┌─ Records to use

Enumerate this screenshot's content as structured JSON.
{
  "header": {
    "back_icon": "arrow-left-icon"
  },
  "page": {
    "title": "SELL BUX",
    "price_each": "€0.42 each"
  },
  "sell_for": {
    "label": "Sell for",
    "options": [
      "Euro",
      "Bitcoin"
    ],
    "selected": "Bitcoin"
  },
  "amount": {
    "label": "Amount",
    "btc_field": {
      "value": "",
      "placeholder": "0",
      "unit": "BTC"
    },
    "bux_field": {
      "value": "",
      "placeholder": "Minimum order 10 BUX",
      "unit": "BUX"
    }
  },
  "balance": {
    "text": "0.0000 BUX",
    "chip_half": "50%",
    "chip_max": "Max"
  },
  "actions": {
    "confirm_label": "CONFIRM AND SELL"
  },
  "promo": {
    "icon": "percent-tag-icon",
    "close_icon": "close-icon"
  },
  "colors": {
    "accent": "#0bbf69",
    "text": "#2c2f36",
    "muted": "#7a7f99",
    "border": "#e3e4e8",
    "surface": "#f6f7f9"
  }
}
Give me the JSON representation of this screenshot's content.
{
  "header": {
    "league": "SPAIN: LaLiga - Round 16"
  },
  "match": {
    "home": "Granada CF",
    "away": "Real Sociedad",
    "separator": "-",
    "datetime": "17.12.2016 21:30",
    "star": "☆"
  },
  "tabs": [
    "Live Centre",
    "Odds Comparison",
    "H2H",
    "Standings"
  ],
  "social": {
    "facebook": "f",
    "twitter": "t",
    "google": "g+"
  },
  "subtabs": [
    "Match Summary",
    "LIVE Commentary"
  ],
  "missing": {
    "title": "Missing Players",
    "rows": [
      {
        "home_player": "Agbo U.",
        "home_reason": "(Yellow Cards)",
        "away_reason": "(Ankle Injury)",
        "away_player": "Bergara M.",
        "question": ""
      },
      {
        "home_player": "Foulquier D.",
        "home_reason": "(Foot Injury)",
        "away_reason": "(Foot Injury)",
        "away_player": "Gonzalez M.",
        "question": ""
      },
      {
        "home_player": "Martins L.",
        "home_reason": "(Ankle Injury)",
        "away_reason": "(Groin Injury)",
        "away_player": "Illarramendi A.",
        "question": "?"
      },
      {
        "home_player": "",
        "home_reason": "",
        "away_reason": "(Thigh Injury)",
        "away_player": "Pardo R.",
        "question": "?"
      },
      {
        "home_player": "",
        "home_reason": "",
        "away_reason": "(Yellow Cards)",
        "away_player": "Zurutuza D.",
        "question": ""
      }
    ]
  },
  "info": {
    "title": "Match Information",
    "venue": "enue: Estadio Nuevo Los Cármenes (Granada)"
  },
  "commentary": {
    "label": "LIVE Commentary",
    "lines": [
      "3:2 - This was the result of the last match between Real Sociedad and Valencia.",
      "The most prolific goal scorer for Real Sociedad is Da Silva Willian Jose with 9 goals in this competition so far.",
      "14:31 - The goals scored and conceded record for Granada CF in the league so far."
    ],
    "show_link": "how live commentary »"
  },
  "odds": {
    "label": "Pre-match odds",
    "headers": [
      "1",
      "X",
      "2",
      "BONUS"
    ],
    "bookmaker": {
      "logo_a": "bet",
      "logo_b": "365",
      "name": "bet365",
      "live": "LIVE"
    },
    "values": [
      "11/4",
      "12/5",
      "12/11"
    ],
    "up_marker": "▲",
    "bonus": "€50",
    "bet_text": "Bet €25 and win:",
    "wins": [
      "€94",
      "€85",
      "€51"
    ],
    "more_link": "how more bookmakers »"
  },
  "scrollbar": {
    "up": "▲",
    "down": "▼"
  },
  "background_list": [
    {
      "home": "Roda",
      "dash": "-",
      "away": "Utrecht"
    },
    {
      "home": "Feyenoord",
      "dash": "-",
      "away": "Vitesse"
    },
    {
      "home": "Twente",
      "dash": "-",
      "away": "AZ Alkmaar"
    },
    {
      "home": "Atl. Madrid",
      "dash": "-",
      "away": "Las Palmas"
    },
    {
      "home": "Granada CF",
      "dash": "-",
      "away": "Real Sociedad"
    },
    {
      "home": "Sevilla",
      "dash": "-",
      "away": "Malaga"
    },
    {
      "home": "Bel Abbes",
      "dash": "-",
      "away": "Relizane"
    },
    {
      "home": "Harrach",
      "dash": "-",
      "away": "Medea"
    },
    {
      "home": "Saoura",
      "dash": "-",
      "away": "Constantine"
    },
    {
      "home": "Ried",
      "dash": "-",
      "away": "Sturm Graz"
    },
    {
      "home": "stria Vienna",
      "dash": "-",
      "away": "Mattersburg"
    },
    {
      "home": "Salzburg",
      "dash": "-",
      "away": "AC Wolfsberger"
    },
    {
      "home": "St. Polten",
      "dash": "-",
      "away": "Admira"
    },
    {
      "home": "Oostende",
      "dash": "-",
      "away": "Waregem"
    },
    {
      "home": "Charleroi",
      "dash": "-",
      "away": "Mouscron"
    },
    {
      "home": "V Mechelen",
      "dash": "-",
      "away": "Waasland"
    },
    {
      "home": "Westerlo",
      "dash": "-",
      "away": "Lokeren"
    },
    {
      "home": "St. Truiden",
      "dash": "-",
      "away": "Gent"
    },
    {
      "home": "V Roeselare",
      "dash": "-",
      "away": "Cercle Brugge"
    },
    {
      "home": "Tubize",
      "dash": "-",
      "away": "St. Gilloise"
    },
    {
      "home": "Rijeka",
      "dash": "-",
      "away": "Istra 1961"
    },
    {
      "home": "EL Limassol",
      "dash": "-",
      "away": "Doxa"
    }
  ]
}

└─

### [Stated problem]
Repeat the material above exactly.

### [Right answer]
Enumerate this screenshot's content as structured JSON.
{
  "header": {
    "back_icon": "arrow-left-icon"
  },
  "page": {
    "title": "SELL BUX",
    "price_each": "€0.42 each"
  },
  "sell_for": {
    "label": "Sell for",
    "options": [
      "Euro",
      "Bitcoin"
    ],
    "selected": "Bitcoin"
  },
  "amount": {
    "label": "Amount",
    "btc_field": {
      "value": "",
      "placeholder": "0",
      "unit": "BTC"
    },
    "bux_field": {
      "value": "",
      "placeholder": "Minimum order 10 BUX",
      "unit": "BUX"
    }
  },
  "balance": {
    "text": "0.0000 BUX",
    "chip_half": "50%",
    "chip_max": "Max"
  },
  "actions": {
    "confirm_label": "CONFIRM AND SELL"
  },
  "promo": {
    "icon": "percent-tag-icon",
    "close_icon": "close-icon"
  },
  "colors": {
    "accent": "#0bbf69",
    "text": "#2c2f36",
    "muted": "#7a7f99",
    "border": "#e3e4e8",
    "surface": "#f6f7f9"
  }
}
Give me the JSON representation of this screenshot's content.
{
  "header": {
    "league": "SPAIN: LaLiga - Round 16"
  },
  "match": {
    "home": "Granada CF",
    "away": "Real Sociedad",
    "separator": "-",
    "datetime": "17.12.2016 21:30",
    "star": "☆"
  },
  "tabs": [
    "Live Centre",
    "Odds Comparison",
    "H2H",
    "Standings"
  ],
  "social": {
    "facebook": "f",
    "twitter": "t",
    "google": "g+"
  },
  "subtabs": [
    "Match Summary",
    "LIVE Commentary"
  ],
  "missing": {
    "title": "Missing Players",
    "rows": [
      {
        "home_player": "Agbo U.",
        "home_reason": "(Yellow Cards)",
        "away_reason": "(Ankle Injury)",
        "away_player": "Bergara M.",
        "question": ""
      },
      {
        "home_player": "Foulquier D.",
        "home_reason": "(Foot Injury)",
        "away_reason": "(Foot Injury)",
        "away_player": "Gonzalez M.",
        "question": ""
      },
      {
        "home_player": "Martins L.",
        "home_reason": "(Ankle Injury)",
        "away_reason": "(Groin Injury)",
        "away_player": "Illarramendi A.",
        "question": "?"
      },
      {
        "home_player": "",
        "home_reason": "",
        "away_reason": "(Thigh Injury)",
        "away_player": "Pardo R.",
        "question": "?"
      },
      {
        "home_player": "",
        "home_reason": "",
        "away_reason": "(Yellow Cards)",
        "away_player": "Zurutuza D.",
        "question": ""
      }
    ]
  },
  "info": {
    "title": "Match Information",
    "venue": "enue: Estadio Nuevo Los Cármenes (Granada)"
  },
  "commentary": {
    "label": "LIVE Commentary",
    "lines": [
      "3:2 - This was the result of the last match between Real Sociedad and Valencia.",
      "The most prolific goal scorer for Real Sociedad is Da Silva Willian Jose with 9 goals in this competition so far.",
      "14:31 - The goals scored and conceded record for Granada CF in the league so far."
    ],
    "show_link": "how live commentary »"
  },
  "odds": {
    "label": "Pre-match odds",
    "headers": [
      "1",
      "X",
      "2",
      "BONUS"
    ],
    "bookmaker": {
      "logo_a": "bet",
      "logo_b": "365",
      "name": "bet365",
      "live": "LIVE"
    },
    "values": [
      "11/4",
      "12/5",
      "12/11"
    ],
    "up_marker": "▲",
    "bonus": "€50",
    "bet_text": "Bet €25 and win:",
    "wins": [
      "€94",
      "€85",
      "€51"
    ],
    "more_link": "how more bookmakers »"
  },
  "scrollbar": {
    "up": "▲",
    "down": "▼"
  },
  "background_list": [
    {
      "home": "Roda",
      "dash": "-",
      "away": "Utrecht"
    },
    {
      "home": "Feyenoord",
      "dash": "-",
      "away": "Vitesse"
    },
    {
      "home": "Twente",
      "dash": "-",
      "away": "AZ Alkmaar"
    },
    {
      "home": "Atl. Madrid",
      "dash": "-",
      "away": "Las Palmas"
    },
    {
      "home": "Granada CF",
      "dash": "-",
      "away": "Real Sociedad"
    },
    {
      "home": "Sevilla",
      "dash": "-",
      "away": "Malaga"
    },
    {
      "home": "Bel Abbes",
      "dash": "-",
      "away": "Relizane"
    },
    {
      "home": "Harrach",
      "dash": "-",
      "away": "Medea"
    },
    {
      "home": "Saoura",
      "dash": "-",
      "away": "Constantine"
    },
    {
      "home": "Ried",
      "dash": "-",
      "away": "Sturm Graz"
    },
    {
      "home": "stria Vienna",
      "dash": "-",
      "away": "Mattersburg"
    },
    {
      "home": "Salzburg",
      "dash": "-",
      "away": "AC Wolfsberger"
    },
    {
      "home": "St. Polten",
      "dash": "-",
      "away": "Admira"
    },
    {
      "home": "Oostende",
      "dash": "-",
      "away": "Waregem"
    },
    {
      "home": "Charleroi",
      "dash": "-",
      "away": "Mouscron"
    },
    {
      "home": "V Mechelen",
      "dash": "-",
      "away": "Waasland"
    },
    {
      "home": "Westerlo",
      "dash": "-",
      "away": "Lokeren"
    },
    {
      "home": "St. Truiden",
      "dash": "-",
      "away": "Gent"
    },
    {
      "home": "V Roeselare",
      "dash": "-",
      "away": "Cercle Brugge"
    },
    {
      "home": "Tubize",
      "dash": "-",
      "away": "St. Gilloise"
    },
    {
      "home": "Rijeka",
      "dash": "-",
      "away": "Istra 1961"
    },
    {
      "home": "EL Limassol",
      "dash": "-",
      "away": "Doxa"
    }
  ]
}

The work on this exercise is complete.